Objective:
Keep only the lines that hold the string "white", filtering out the rest of the entries below.

Input records:
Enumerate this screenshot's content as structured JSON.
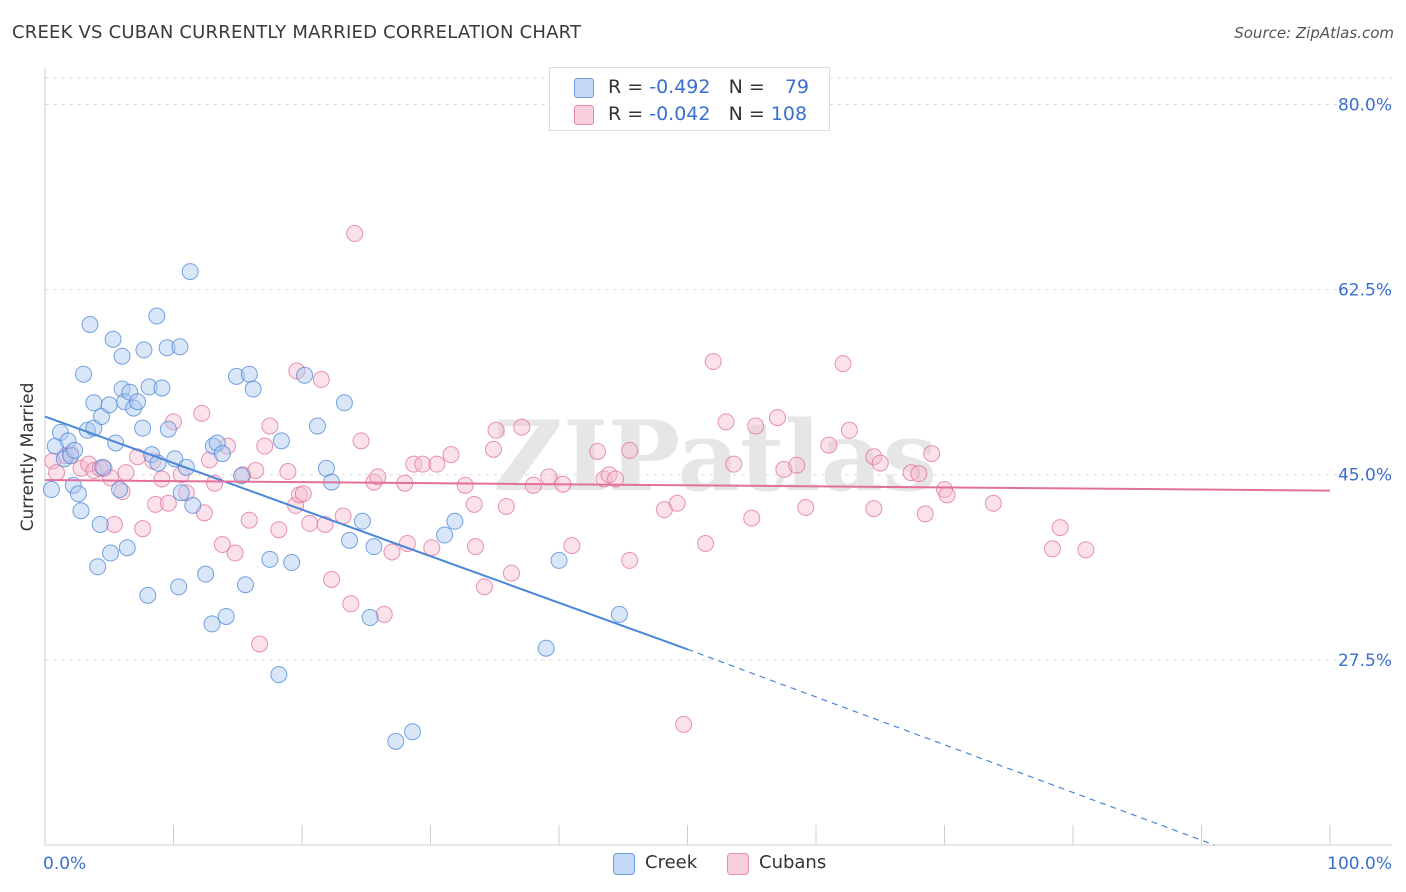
{
  "title": "CREEK VS CUBAN CURRENTLY MARRIED CORRELATION CHART",
  "source": "Source: ZipAtlas.com",
  "watermark": "ZIPatlas",
  "colors": {
    "creek": "#4a86d8",
    "creek_fill": "#aac8f0",
    "cubans": "#e2709a",
    "cubans_fill": "#f4bcd0",
    "axis_text": "#3a6fd0",
    "grid": "#dddddd"
  },
  "legend": {
    "creek": {
      "r_label": "R =",
      "r_value": "-0.492",
      "n_label": "N =",
      "n_value": "79"
    },
    "cubans": {
      "r_label": "R =",
      "r_value": "-0.042",
      "n_label": "N =",
      "n_value": "108"
    }
  },
  "bottom_legend": {
    "creek": "Creek",
    "cubans": "Cubans"
  },
  "chart_data": {
    "type": "scatter",
    "title": "CREEK VS CUBAN CURRENTLY MARRIED CORRELATION CHART",
    "xlabel": "",
    "ylabel": "Currently Married",
    "xlim": [
      0,
      100
    ],
    "ylim": [
      10,
      82.5
    ],
    "x_tick_labels": [
      "0.0%",
      "100.0%"
    ],
    "y_ticks": [
      27.5,
      45.0,
      62.5,
      80.0
    ],
    "y_tick_labels": [
      "27.5%",
      "45.0%",
      "62.5%",
      "80.0%"
    ],
    "grid": true,
    "series": [
      {
        "name": "Creek",
        "r": -0.492,
        "n": 79,
        "trend": {
          "x0": 0,
          "y0": 50.5,
          "x1": 50,
          "y1": 28.5,
          "dash_to_x": 91,
          "dash_to_y": 10
        },
        "points": [
          [
            0.5,
            43.6
          ],
          [
            0.8,
            47.7
          ],
          [
            1.2,
            49.0
          ],
          [
            1.5,
            46.5
          ],
          [
            1.8,
            48.2
          ],
          [
            2.0,
            46.8
          ],
          [
            2.2,
            44.0
          ],
          [
            2.6,
            43.2
          ],
          [
            2.8,
            41.6
          ],
          [
            3.0,
            54.5
          ],
          [
            3.3,
            49.2
          ],
          [
            3.5,
            59.2
          ],
          [
            3.8,
            49.4
          ],
          [
            3.8,
            51.8
          ],
          [
            4.1,
            36.3
          ],
          [
            4.3,
            40.3
          ],
          [
            4.4,
            50.5
          ],
          [
            4.5,
            45.7
          ],
          [
            5.0,
            51.6
          ],
          [
            5.1,
            37.6
          ],
          [
            5.3,
            57.8
          ],
          [
            5.5,
            48.0
          ],
          [
            5.8,
            43.6
          ],
          [
            6.0,
            56.2
          ],
          [
            6.0,
            53.1
          ],
          [
            6.2,
            51.9
          ],
          [
            6.4,
            38.1
          ],
          [
            6.6,
            52.8
          ],
          [
            6.9,
            51.3
          ],
          [
            7.2,
            51.9
          ],
          [
            7.6,
            49.4
          ],
          [
            7.7,
            56.8
          ],
          [
            8.0,
            33.6
          ],
          [
            8.1,
            53.3
          ],
          [
            8.3,
            46.9
          ],
          [
            8.7,
            60.0
          ],
          [
            8.8,
            46.1
          ],
          [
            9.1,
            53.2
          ],
          [
            9.5,
            57.0
          ],
          [
            9.6,
            49.3
          ],
          [
            10.1,
            46.5
          ],
          [
            10.4,
            34.4
          ],
          [
            10.5,
            57.1
          ],
          [
            10.6,
            43.3
          ],
          [
            11.0,
            45.7
          ],
          [
            11.3,
            64.2
          ],
          [
            11.5,
            42.1
          ],
          [
            12.5,
            35.6
          ],
          [
            13.0,
            30.9
          ],
          [
            13.1,
            47.7
          ],
          [
            13.4,
            48.0
          ],
          [
            14.1,
            31.6
          ],
          [
            14.9,
            54.3
          ],
          [
            15.3,
            44.9
          ],
          [
            15.6,
            34.6
          ],
          [
            15.9,
            54.5
          ],
          [
            16.2,
            53.1
          ],
          [
            17.5,
            37.0
          ],
          [
            18.2,
            26.1
          ],
          [
            18.4,
            48.2
          ],
          [
            19.2,
            36.7
          ],
          [
            20.2,
            54.4
          ],
          [
            21.2,
            49.6
          ],
          [
            21.9,
            45.6
          ],
          [
            22.3,
            44.3
          ],
          [
            23.3,
            51.8
          ],
          [
            23.7,
            38.8
          ],
          [
            25.3,
            31.5
          ],
          [
            25.6,
            38.2
          ],
          [
            27.3,
            19.8
          ],
          [
            28.6,
            20.7
          ],
          [
            31.1,
            39.3
          ],
          [
            31.9,
            40.6
          ],
          [
            39.0,
            28.6
          ],
          [
            40.0,
            36.9
          ],
          [
            44.7,
            31.8
          ],
          [
            24.7,
            40.6
          ],
          [
            13.8,
            47.0
          ],
          [
            2.3,
            47.3
          ]
        ]
      },
      {
        "name": "Cubans",
        "r": -0.042,
        "n": 108,
        "trend": {
          "x0": 0,
          "y0": 44.5,
          "x1": 100,
          "y1": 43.5
        },
        "points": [
          [
            0.6,
            46.3
          ],
          [
            0.9,
            45.2
          ],
          [
            1.6,
            46.8
          ],
          [
            2.0,
            47.0
          ],
          [
            2.8,
            45.6
          ],
          [
            3.4,
            46.0
          ],
          [
            3.8,
            45.4
          ],
          [
            4.3,
            45.6
          ],
          [
            4.6,
            45.6
          ],
          [
            5.1,
            44.7
          ],
          [
            5.4,
            40.3
          ],
          [
            6.0,
            43.4
          ],
          [
            6.3,
            45.2
          ],
          [
            7.2,
            46.7
          ],
          [
            7.6,
            39.9
          ],
          [
            8.4,
            46.3
          ],
          [
            8.6,
            42.2
          ],
          [
            9.1,
            44.6
          ],
          [
            9.6,
            42.3
          ],
          [
            10.0,
            50.0
          ],
          [
            10.6,
            45.0
          ],
          [
            11.0,
            43.3
          ],
          [
            12.2,
            50.8
          ],
          [
            12.4,
            41.4
          ],
          [
            12.8,
            46.4
          ],
          [
            13.2,
            44.2
          ],
          [
            13.8,
            38.4
          ],
          [
            14.2,
            47.7
          ],
          [
            14.8,
            37.6
          ],
          [
            15.4,
            45.0
          ],
          [
            15.9,
            40.7
          ],
          [
            16.4,
            45.4
          ],
          [
            16.7,
            29.0
          ],
          [
            17.1,
            47.7
          ],
          [
            17.5,
            49.6
          ],
          [
            18.2,
            39.8
          ],
          [
            18.9,
            45.3
          ],
          [
            19.5,
            42.1
          ],
          [
            19.6,
            54.8
          ],
          [
            19.8,
            43.1
          ],
          [
            20.1,
            43.2
          ],
          [
            20.6,
            40.4
          ],
          [
            21.5,
            54.0
          ],
          [
            21.8,
            40.3
          ],
          [
            22.3,
            35.1
          ],
          [
            23.2,
            41.1
          ],
          [
            23.8,
            32.8
          ],
          [
            24.1,
            67.8
          ],
          [
            24.6,
            48.2
          ],
          [
            25.6,
            44.3
          ],
          [
            25.9,
            44.8
          ],
          [
            26.4,
            31.8
          ],
          [
            27.0,
            37.7
          ],
          [
            28.0,
            44.2
          ],
          [
            28.2,
            38.5
          ],
          [
            28.7,
            46.0
          ],
          [
            29.4,
            46.0
          ],
          [
            30.1,
            38.1
          ],
          [
            30.5,
            46.0
          ],
          [
            31.6,
            46.9
          ],
          [
            32.7,
            44.0
          ],
          [
            33.4,
            42.2
          ],
          [
            33.5,
            38.2
          ],
          [
            34.2,
            34.4
          ],
          [
            34.9,
            47.4
          ],
          [
            35.1,
            49.2
          ],
          [
            35.9,
            42.0
          ],
          [
            36.3,
            35.7
          ],
          [
            37.1,
            49.5
          ],
          [
            38.0,
            44.0
          ],
          [
            39.2,
            44.8
          ],
          [
            40.3,
            44.1
          ],
          [
            41.0,
            38.3
          ],
          [
            43.0,
            47.2
          ],
          [
            43.5,
            44.6
          ],
          [
            43.9,
            45.0
          ],
          [
            44.4,
            44.6
          ],
          [
            45.5,
            47.3
          ],
          [
            45.5,
            36.9
          ],
          [
            48.2,
            41.7
          ],
          [
            49.2,
            42.3
          ],
          [
            49.7,
            21.4
          ],
          [
            51.4,
            38.5
          ],
          [
            52.0,
            55.7
          ],
          [
            53.0,
            50.0
          ],
          [
            53.6,
            46.0
          ],
          [
            55.0,
            40.9
          ],
          [
            55.3,
            49.6
          ],
          [
            57.0,
            50.4
          ],
          [
            57.5,
            45.5
          ],
          [
            59.2,
            41.9
          ],
          [
            61.0,
            47.8
          ],
          [
            62.1,
            55.5
          ],
          [
            62.6,
            49.2
          ],
          [
            64.5,
            46.7
          ],
          [
            64.5,
            41.8
          ],
          [
            65.0,
            46.1
          ],
          [
            67.4,
            45.2
          ],
          [
            68.0,
            45.1
          ],
          [
            68.5,
            41.3
          ],
          [
            69.0,
            47.0
          ],
          [
            70.0,
            43.6
          ],
          [
            70.2,
            43.1
          ],
          [
            73.8,
            42.3
          ],
          [
            78.4,
            38.0
          ],
          [
            79.0,
            40.0
          ],
          [
            81.0,
            37.9
          ],
          [
            58.5,
            45.9
          ]
        ]
      }
    ]
  }
}
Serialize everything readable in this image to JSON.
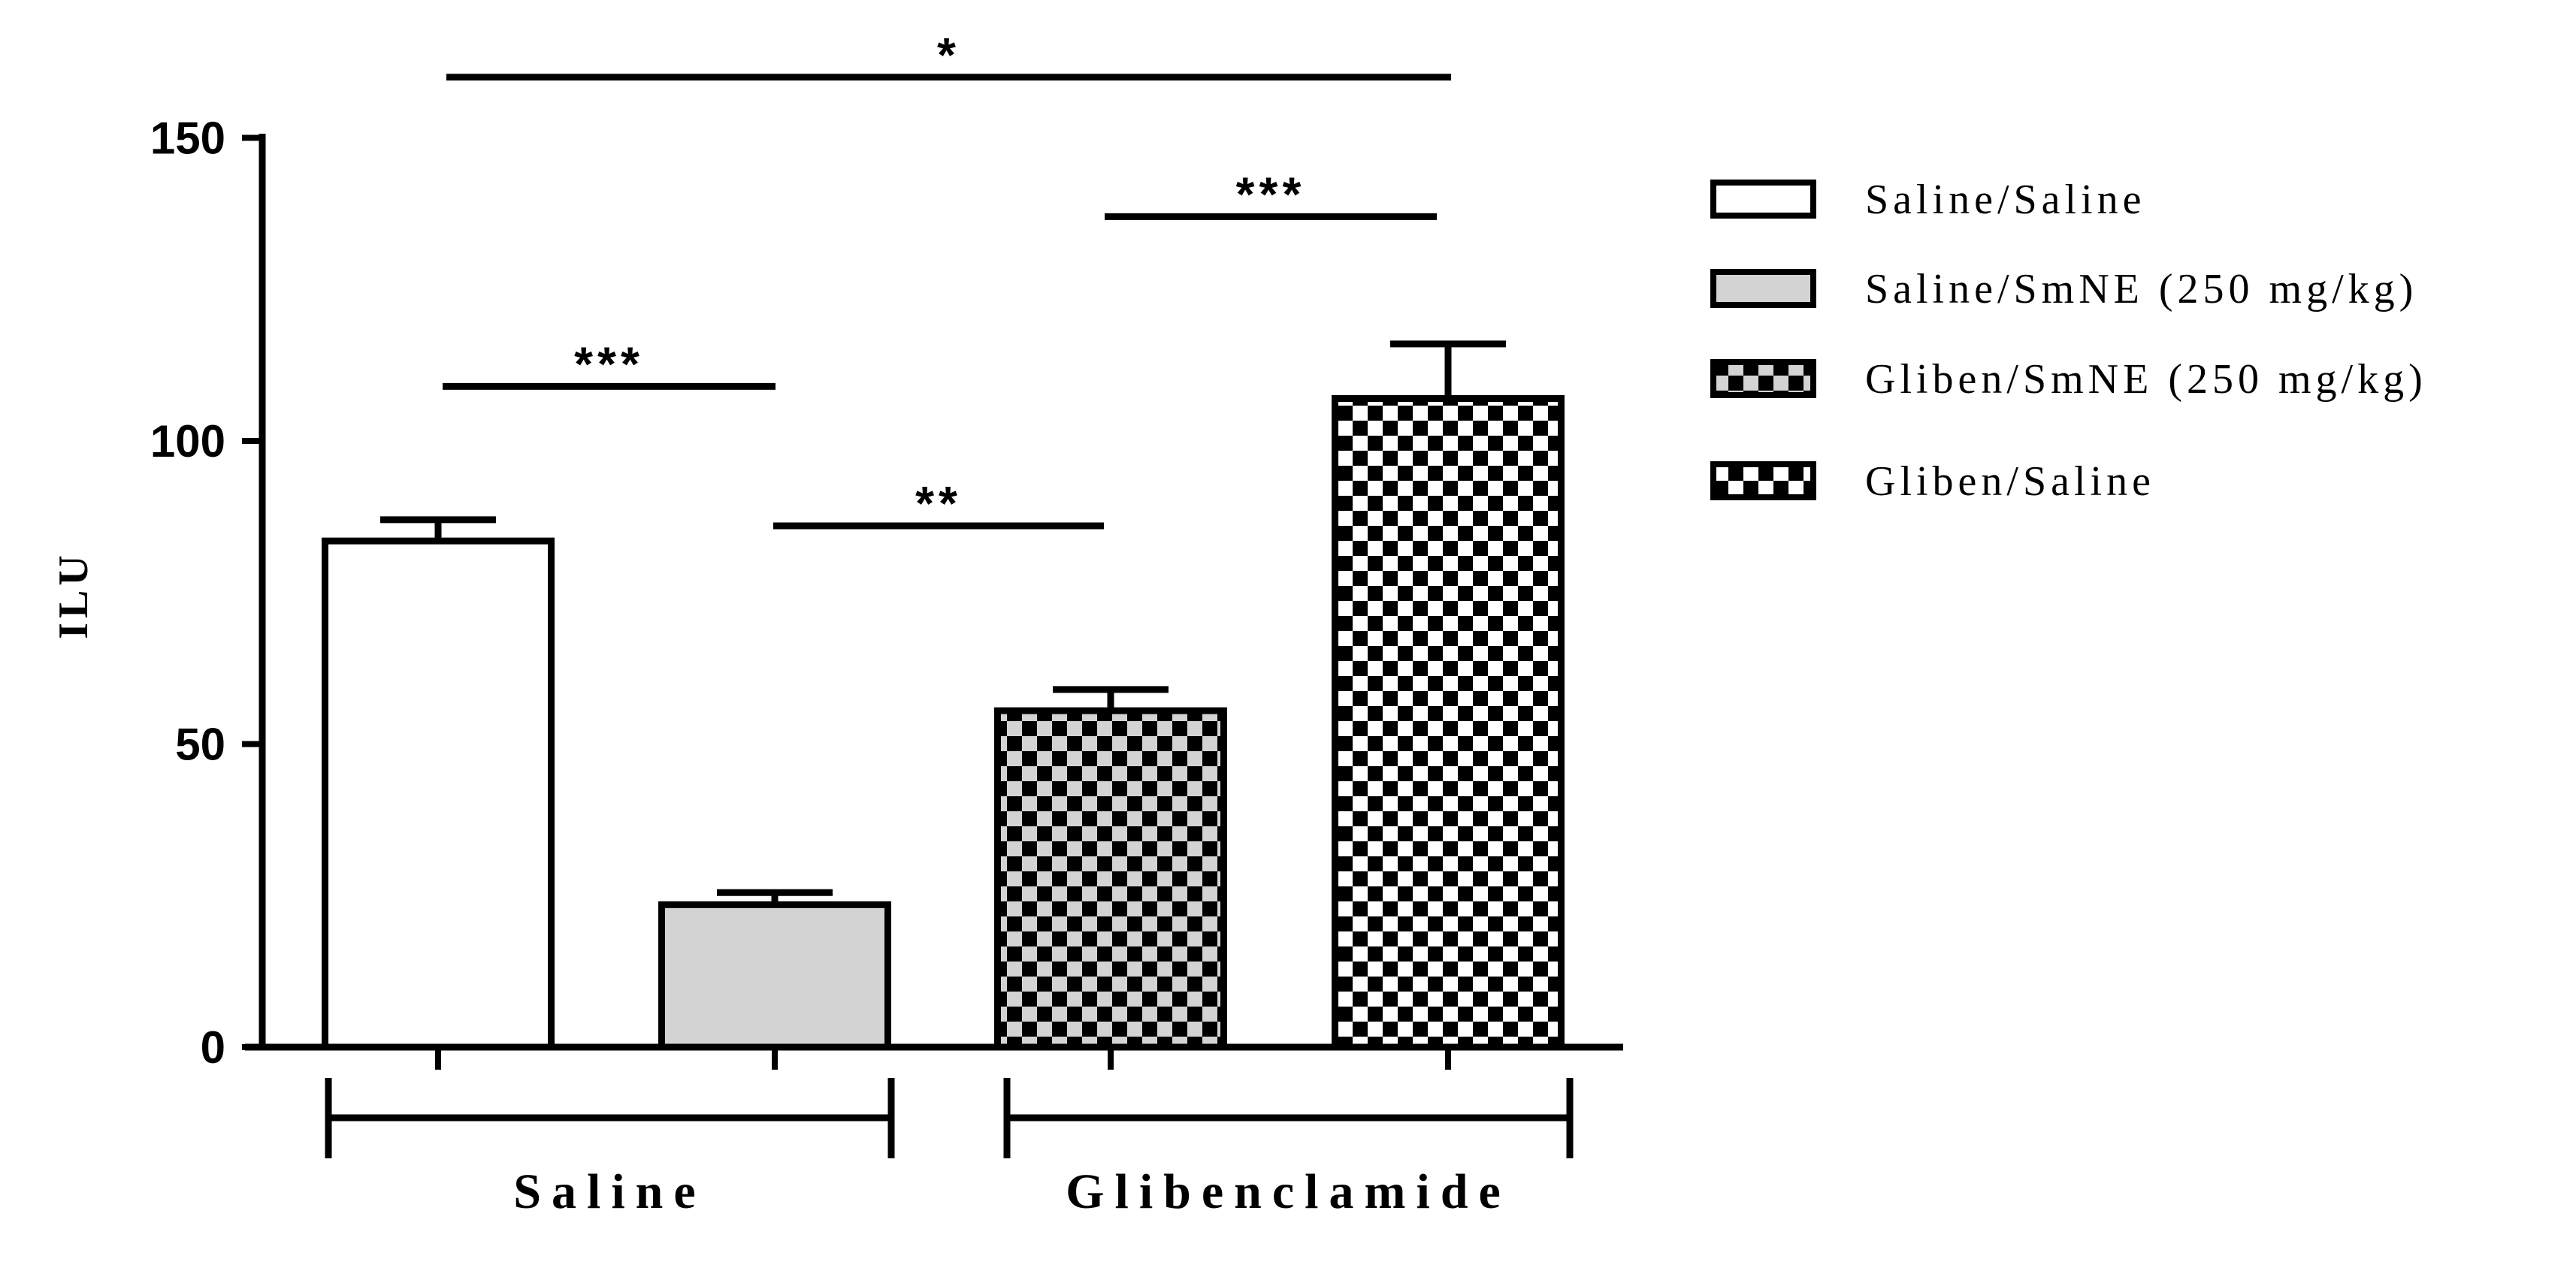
{
  "chart_data": {
    "type": "bar",
    "xlabel": "",
    "ylabel": "ILU",
    "ylim": [
      0,
      150
    ],
    "yticks": [
      "0",
      "50",
      "100",
      "150"
    ],
    "grid": false,
    "legend_position": "right",
    "groups": [
      {
        "label": "Saline",
        "members": [
          "Saline/Saline",
          "Saline/SmNE (250 mg/kg)"
        ]
      },
      {
        "label": "Glibenclamide",
        "members": [
          "Gliben/SmNE (250 mg/kg)",
          "Gliben/Saline"
        ]
      }
    ],
    "series": [
      {
        "name": "Saline/Saline",
        "value": 83.5,
        "error": 3.5,
        "fill": "white"
      },
      {
        "name": "Saline/SmNE (250 mg/kg)",
        "value": 23.5,
        "error": 2.0,
        "fill": "gray"
      },
      {
        "name": "Gliben/SmNE (250 mg/kg)",
        "value": 55.5,
        "error": 3.5,
        "fill": "check-gray"
      },
      {
        "name": "Gliben/Saline",
        "value": 107.0,
        "error": 9.0,
        "fill": "check-white"
      }
    ],
    "significance": [
      {
        "from": 0,
        "to": 3,
        "label": "*",
        "y": 160
      },
      {
        "from": 2,
        "to": 3,
        "label": "***",
        "y": 137
      },
      {
        "from": 0,
        "to": 1,
        "label": "***",
        "y": 109
      },
      {
        "from": 1,
        "to": 2,
        "label": "**",
        "y": 86
      }
    ],
    "colors": {
      "gray": "#d3d3d3",
      "black": "#000000",
      "white": "#ffffff"
    }
  }
}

Task response:
        "fill": "white"
        "fill": "check-white"
      "white": "#ffffff"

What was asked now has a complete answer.